------ Records to process
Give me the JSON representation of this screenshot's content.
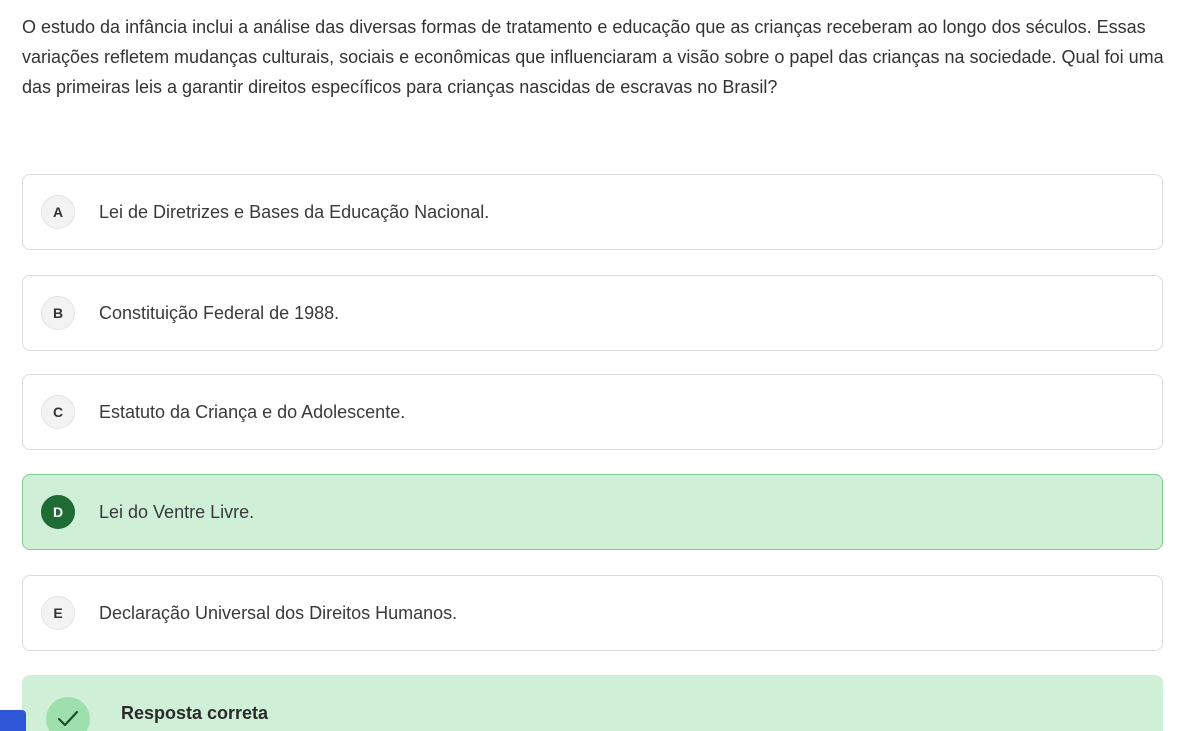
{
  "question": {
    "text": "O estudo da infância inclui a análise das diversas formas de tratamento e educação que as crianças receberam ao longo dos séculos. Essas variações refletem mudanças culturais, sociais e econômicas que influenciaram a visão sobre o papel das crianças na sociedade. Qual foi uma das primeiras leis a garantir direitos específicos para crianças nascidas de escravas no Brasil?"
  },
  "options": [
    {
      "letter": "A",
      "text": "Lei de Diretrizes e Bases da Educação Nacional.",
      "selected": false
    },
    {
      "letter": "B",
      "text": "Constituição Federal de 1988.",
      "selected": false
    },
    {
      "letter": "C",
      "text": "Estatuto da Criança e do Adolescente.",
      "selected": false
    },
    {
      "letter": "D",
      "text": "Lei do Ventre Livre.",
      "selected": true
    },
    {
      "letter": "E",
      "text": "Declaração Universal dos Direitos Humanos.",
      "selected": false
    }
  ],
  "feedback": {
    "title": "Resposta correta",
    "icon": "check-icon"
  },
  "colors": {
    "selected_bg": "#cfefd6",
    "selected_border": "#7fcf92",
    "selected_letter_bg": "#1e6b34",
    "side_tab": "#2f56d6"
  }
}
------------
------ Records to process
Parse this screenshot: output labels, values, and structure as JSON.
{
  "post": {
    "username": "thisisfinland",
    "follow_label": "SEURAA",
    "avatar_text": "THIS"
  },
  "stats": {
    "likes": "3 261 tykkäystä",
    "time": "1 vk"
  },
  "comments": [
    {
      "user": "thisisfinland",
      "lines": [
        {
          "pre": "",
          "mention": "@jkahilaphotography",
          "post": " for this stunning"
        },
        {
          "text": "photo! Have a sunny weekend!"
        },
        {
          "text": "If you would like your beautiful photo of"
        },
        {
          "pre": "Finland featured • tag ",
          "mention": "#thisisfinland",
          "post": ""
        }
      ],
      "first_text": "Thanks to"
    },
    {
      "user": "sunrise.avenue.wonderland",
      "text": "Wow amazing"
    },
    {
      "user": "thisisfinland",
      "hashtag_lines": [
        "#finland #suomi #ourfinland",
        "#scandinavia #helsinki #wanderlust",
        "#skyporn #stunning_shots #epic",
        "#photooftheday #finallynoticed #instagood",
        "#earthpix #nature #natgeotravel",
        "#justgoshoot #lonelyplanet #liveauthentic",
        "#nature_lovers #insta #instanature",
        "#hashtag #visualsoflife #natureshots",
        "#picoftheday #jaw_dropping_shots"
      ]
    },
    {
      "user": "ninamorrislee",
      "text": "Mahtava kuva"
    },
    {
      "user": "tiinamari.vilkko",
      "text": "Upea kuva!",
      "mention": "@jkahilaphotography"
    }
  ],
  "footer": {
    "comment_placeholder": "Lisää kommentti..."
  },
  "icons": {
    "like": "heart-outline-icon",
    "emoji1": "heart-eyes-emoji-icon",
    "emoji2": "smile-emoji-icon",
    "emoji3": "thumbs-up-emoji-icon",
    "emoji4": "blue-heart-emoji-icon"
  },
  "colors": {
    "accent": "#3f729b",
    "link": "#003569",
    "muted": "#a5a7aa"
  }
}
------------
Task prompt: Gather each line in these records that contains the string "screenshot".

Right answer:
Give me the JSON representation of this screenshot's content.
Parse this screenshot: output labels, values, and structure as JSON.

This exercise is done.